%%

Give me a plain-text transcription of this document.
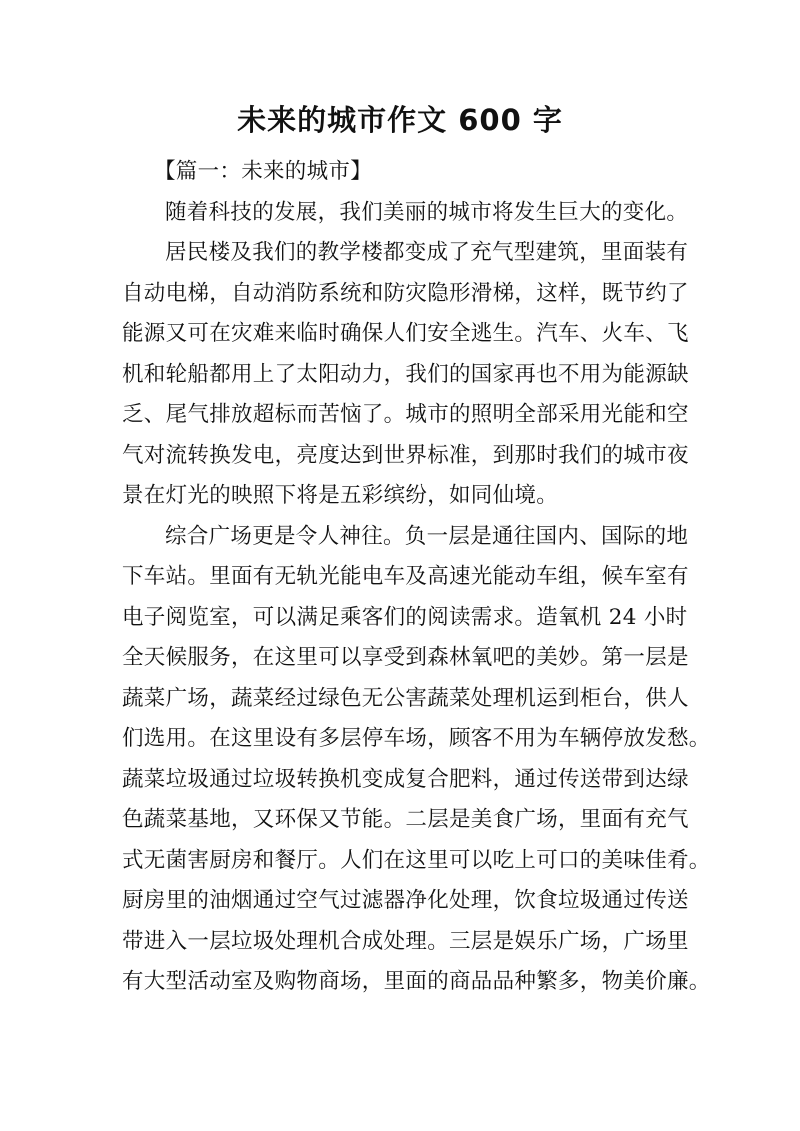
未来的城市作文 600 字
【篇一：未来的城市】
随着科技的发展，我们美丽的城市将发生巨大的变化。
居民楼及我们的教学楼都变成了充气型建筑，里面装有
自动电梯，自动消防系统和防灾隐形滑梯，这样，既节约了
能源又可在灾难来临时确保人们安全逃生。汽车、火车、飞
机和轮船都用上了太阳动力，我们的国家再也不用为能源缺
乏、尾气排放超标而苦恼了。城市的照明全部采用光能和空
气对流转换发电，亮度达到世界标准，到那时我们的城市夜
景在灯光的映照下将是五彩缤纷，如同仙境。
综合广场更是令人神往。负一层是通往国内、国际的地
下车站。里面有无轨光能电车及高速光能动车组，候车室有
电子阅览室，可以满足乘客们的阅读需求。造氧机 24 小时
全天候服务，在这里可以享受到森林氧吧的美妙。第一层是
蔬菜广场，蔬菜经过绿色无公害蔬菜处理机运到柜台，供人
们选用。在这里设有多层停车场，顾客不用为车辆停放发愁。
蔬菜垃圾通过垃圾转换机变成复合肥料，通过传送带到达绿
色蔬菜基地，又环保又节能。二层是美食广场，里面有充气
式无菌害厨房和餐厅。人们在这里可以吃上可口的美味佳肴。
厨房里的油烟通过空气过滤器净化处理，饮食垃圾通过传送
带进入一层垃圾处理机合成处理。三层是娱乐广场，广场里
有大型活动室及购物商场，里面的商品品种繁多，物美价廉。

%%
%%

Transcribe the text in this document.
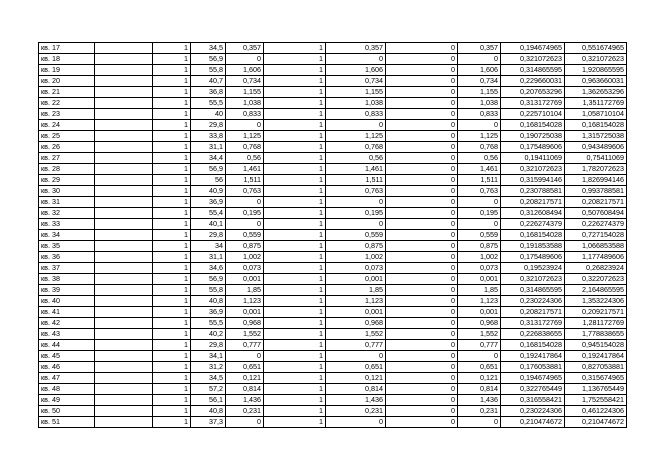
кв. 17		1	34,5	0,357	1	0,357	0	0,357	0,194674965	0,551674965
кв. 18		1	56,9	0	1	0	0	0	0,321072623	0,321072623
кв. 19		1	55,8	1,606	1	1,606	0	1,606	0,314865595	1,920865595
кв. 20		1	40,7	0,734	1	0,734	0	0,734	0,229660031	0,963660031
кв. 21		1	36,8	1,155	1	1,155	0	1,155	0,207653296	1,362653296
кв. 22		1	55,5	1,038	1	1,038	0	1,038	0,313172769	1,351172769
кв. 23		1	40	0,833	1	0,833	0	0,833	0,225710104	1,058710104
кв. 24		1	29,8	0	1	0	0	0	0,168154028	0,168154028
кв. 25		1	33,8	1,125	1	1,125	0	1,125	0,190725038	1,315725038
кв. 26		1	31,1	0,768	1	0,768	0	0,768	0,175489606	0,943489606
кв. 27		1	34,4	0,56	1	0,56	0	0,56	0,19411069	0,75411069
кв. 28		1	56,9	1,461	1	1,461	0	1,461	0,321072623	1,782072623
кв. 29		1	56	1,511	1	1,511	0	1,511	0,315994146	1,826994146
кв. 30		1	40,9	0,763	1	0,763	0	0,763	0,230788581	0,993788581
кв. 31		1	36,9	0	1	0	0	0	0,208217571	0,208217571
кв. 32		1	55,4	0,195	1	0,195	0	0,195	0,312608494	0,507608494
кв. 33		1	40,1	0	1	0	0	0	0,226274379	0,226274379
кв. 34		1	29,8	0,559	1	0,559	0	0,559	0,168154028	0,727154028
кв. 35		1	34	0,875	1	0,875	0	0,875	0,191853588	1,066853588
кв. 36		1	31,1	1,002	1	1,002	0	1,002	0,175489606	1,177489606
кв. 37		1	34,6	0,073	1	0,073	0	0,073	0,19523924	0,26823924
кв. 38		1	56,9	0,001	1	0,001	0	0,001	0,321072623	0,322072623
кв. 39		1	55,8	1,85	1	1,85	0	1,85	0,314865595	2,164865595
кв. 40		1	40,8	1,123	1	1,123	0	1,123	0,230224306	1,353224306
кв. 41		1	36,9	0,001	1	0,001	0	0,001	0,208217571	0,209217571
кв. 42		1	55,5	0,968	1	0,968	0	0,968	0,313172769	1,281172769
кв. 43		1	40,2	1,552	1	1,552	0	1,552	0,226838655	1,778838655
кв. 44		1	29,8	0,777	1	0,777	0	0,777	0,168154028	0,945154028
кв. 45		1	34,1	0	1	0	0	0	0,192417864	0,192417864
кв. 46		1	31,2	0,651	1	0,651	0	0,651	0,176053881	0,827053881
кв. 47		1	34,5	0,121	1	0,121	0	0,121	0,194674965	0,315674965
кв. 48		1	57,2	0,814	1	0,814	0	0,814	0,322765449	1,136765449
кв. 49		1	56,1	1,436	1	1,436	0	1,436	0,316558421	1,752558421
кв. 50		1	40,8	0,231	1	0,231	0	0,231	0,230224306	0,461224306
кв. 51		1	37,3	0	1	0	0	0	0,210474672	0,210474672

%%

Exercise requirements: Check the records above line by line and tally those holding the string "text". Answer with the number only.

Output of the exercise: 2